> _Exercise prompt_: Copy out each line of the material below with no changes.

> _Listed records_:
#####

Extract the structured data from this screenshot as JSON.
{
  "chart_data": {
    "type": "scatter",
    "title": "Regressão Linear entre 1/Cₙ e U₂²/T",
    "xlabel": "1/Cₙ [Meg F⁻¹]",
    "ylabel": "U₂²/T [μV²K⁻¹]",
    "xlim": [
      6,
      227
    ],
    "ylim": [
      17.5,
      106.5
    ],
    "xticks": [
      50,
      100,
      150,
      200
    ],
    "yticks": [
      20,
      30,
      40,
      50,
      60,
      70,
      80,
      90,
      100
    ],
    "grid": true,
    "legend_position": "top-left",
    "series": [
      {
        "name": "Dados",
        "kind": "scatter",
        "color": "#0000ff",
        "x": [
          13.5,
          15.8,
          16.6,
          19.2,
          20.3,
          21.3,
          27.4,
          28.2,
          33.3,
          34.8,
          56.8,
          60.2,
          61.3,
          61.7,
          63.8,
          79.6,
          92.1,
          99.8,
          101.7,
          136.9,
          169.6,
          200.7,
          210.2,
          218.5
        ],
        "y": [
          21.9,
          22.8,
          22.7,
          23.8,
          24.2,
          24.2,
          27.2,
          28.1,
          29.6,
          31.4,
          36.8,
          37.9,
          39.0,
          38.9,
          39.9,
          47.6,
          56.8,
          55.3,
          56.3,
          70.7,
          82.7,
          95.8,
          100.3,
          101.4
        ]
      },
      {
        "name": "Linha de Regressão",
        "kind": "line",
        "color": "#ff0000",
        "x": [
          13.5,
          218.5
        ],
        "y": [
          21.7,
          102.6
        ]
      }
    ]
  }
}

#####

> _Completed task_:
Extract the structured data from this screenshot as JSON.
{
  "chart_data": {
    "type": "scatter",
    "title": "Regressão Linear entre 1/Cₙ e U₂²/T",
    "xlabel": "1/Cₙ [Meg F⁻¹]",
    "ylabel": "U₂²/T [μV²K⁻¹]",
    "xlim": [
      6,
      227
    ],
    "ylim": [
      17.5,
      106.5
    ],
    "xticks": [
      50,
      100,
      150,
      200
    ],
    "yticks": [
      20,
      30,
      40,
      50,
      60,
      70,
      80,
      90,
      100
    ],
    "grid": true,
    "legend_position": "top-left",
    "series": [
      {
        "name": "Dados",
        "kind": "scatter",
        "color": "#0000ff",
        "x": [
          13.5,
          15.8,
          16.6,
          19.2,
          20.3,
          21.3,
          27.4,
          28.2,
          33.3,
          34.8,
          56.8,
          60.2,
          61.3,
          61.7,
          63.8,
          79.6,
          92.1,
          99.8,
          101.7,
          136.9,
          169.6,
          200.7,
          210.2,
          218.5
        ],
        "y": [
          21.9,
          22.8,
          22.7,
          23.8,
          24.2,
          24.2,
          27.2,
          28.1,
          29.6,
          31.4,
          36.8,
          37.9,
          39.0,
          38.9,
          39.9,
          47.6,
          56.8,
          55.3,
          56.3,
          70.7,
          82.7,
          95.8,
          100.3,
          101.4
        ]
      },
      {
        "name": "Linha de Regressão",
        "kind": "line",
        "color": "#ff0000",
        "x": [
          13.5,
          218.5
        ],
        "y": [
          21.7,
          102.6
        ]
      }
    ]
  }
}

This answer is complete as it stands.